What is expected => Reproduce the full listing below unchanged, apart from the pictures.

Source material =>
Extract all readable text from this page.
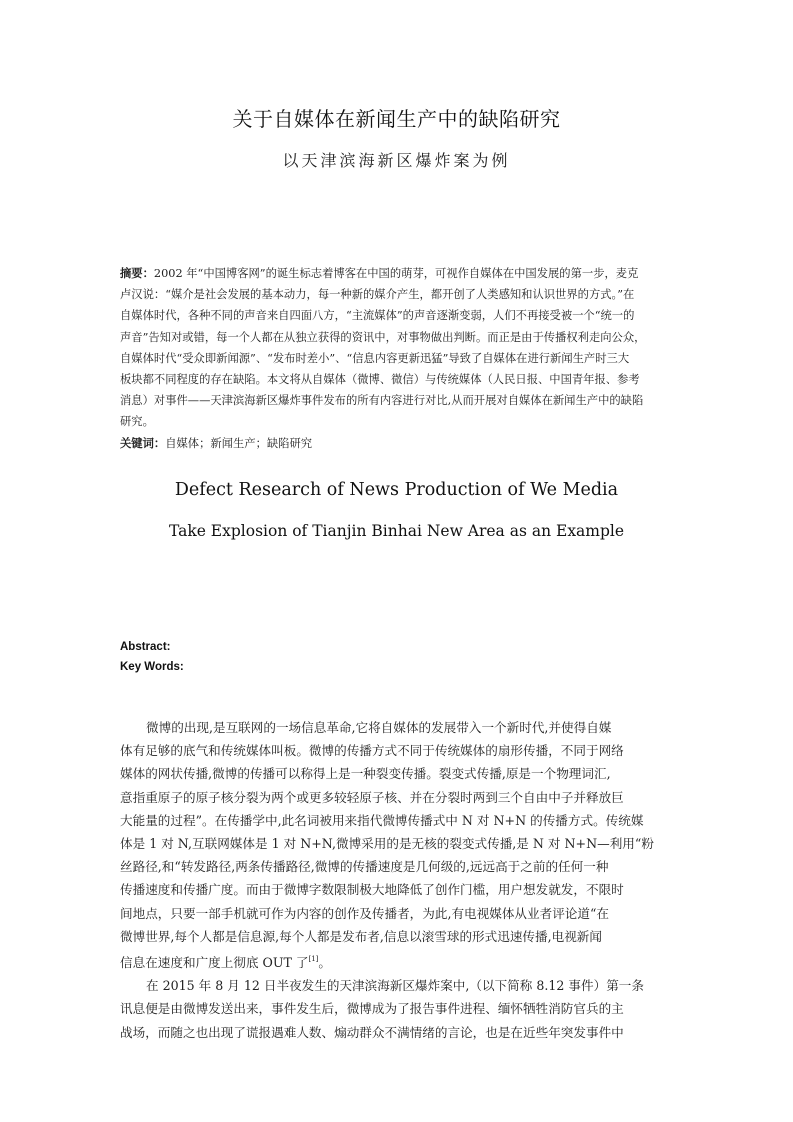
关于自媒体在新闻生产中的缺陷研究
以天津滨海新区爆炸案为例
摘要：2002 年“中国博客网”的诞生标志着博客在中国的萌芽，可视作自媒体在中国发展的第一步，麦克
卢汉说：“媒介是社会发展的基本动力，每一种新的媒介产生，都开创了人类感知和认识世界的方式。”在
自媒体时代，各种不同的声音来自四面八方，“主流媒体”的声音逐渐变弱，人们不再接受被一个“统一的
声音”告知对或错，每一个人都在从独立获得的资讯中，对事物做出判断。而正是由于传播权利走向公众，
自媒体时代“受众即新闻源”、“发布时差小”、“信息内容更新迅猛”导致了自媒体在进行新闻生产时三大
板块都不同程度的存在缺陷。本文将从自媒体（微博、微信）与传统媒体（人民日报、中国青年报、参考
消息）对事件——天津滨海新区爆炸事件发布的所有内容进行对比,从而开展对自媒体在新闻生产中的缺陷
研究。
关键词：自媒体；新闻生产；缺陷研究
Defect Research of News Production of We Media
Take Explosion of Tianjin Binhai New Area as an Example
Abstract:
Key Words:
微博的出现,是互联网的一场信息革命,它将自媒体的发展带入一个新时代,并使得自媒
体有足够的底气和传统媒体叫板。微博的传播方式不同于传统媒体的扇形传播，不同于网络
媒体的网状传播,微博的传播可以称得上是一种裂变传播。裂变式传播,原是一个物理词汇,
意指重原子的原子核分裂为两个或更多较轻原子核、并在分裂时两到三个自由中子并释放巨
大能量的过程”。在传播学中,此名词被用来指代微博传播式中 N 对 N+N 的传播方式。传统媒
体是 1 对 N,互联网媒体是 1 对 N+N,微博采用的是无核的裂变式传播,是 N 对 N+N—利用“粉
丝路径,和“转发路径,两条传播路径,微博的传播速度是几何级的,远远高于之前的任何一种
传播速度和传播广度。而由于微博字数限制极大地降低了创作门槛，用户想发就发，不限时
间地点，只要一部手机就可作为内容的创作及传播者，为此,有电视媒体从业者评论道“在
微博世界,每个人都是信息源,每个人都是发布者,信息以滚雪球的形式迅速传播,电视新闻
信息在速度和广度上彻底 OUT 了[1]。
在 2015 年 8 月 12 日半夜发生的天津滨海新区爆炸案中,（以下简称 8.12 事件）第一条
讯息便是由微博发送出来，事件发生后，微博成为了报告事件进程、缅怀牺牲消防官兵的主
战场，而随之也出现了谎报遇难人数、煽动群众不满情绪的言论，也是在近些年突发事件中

Task result =>
Extract all readable text from this page.
关于自媒体在新闻生产中的缺陷研究
以天津滨海新区爆炸案为例
摘要：2002 年“中国博客网”的诞生标志着博客在中国的萌芽，可视作自媒体在中国发展的第一步，麦克
卢汉说：“媒介是社会发展的基本动力，每一种新的媒介产生，都开创了人类感知和认识世界的方式。”在
自媒体时代，各种不同的声音来自四面八方，“主流媒体”的声音逐渐变弱，人们不再接受被一个“统一的
声音”告知对或错，每一个人都在从独立获得的资讯中，对事物做出判断。而正是由于传播权利走向公众，
自媒体时代“受众即新闻源”、“发布时差小”、“信息内容更新迅猛”导致了自媒体在进行新闻生产时三大
板块都不同程度的存在缺陷。本文将从自媒体（微博、微信）与传统媒体（人民日报、中国青年报、参考
消息）对事件——天津滨海新区爆炸事件发布的所有内容进行对比,从而开展对自媒体在新闻生产中的缺陷
研究。
关键词：自媒体；新闻生产；缺陷研究
Defect Research of News Production of We Media
Take Explosion of Tianjin Binhai New Area as an Example
Abstract:
Key Words:
微博的出现,是互联网的一场信息革命,它将自媒体的发展带入一个新时代,并使得自媒
体有足够的底气和传统媒体叫板。微博的传播方式不同于传统媒体的扇形传播，不同于网络
媒体的网状传播,微博的传播可以称得上是一种裂变传播。裂变式传播,原是一个物理词汇,
意指重原子的原子核分裂为两个或更多较轻原子核、并在分裂时两到三个自由中子并释放巨
大能量的过程”。在传播学中,此名词被用来指代微博传播式中 N 对 N+N 的传播方式。传统媒
体是 1 对 N,互联网媒体是 1 对 N+N,微博采用的是无核的裂变式传播,是 N 对 N+N—利用“粉
丝路径,和“转发路径,两条传播路径,微博的传播速度是几何级的,远远高于之前的任何一种
传播速度和传播广度。而由于微博字数限制极大地降低了创作门槛，用户想发就发，不限时
间地点，只要一部手机就可作为内容的创作及传播者，为此,有电视媒体从业者评论道“在
微博世界,每个人都是信息源,每个人都是发布者,信息以滚雪球的形式迅速传播,电视新闻
信息在速度和广度上彻底 OUT 了[1]。
在 2015 年 8 月 12 日半夜发生的天津滨海新区爆炸案中,（以下简称 8.12 事件）第一条
讯息便是由微博发送出来，事件发生后，微博成为了报告事件进程、缅怀牺牲消防官兵的主
战场，而随之也出现了谎报遇难人数、煽动群众不满情绪的言论，也是在近些年突发事件中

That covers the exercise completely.